--- begin Input data ---
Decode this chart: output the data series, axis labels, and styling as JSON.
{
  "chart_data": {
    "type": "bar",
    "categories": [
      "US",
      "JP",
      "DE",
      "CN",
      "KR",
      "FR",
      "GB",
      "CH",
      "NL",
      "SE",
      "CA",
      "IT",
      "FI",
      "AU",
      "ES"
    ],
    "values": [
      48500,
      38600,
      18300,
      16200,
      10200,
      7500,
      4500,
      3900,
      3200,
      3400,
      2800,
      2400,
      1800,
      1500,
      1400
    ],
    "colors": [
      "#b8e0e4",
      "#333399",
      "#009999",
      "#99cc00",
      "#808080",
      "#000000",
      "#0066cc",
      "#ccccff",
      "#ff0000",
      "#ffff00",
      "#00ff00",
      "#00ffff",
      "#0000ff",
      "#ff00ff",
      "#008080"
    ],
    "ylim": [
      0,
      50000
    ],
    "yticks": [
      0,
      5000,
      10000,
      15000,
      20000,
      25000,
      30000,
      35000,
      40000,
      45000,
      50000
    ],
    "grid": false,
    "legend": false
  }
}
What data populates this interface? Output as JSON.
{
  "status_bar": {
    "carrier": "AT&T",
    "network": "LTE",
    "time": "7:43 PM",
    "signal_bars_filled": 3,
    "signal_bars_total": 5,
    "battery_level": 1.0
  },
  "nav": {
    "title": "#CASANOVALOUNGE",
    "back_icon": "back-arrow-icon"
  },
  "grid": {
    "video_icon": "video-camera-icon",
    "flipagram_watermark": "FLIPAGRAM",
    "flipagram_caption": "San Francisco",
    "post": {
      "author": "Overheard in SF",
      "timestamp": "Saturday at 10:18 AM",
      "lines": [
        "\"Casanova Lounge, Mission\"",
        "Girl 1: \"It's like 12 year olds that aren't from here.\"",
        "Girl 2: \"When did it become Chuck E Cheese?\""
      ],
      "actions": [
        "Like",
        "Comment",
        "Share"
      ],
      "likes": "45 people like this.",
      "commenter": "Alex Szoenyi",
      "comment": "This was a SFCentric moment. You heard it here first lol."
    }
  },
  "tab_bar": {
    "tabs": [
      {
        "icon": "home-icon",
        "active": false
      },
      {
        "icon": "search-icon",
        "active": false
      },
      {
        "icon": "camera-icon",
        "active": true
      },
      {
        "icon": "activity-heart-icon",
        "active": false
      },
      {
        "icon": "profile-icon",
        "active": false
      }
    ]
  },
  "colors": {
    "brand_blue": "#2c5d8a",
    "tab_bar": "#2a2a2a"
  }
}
--- end Input data ---
_What the task requires_.
Find all the lines containing "here" in the material, then copy them.

_Worked solution_.
        "Girl 1: \"It's like 12 year olds that aren't from here.\"",
      "comment": "This was a SFCentric moment. You heard it here first lol."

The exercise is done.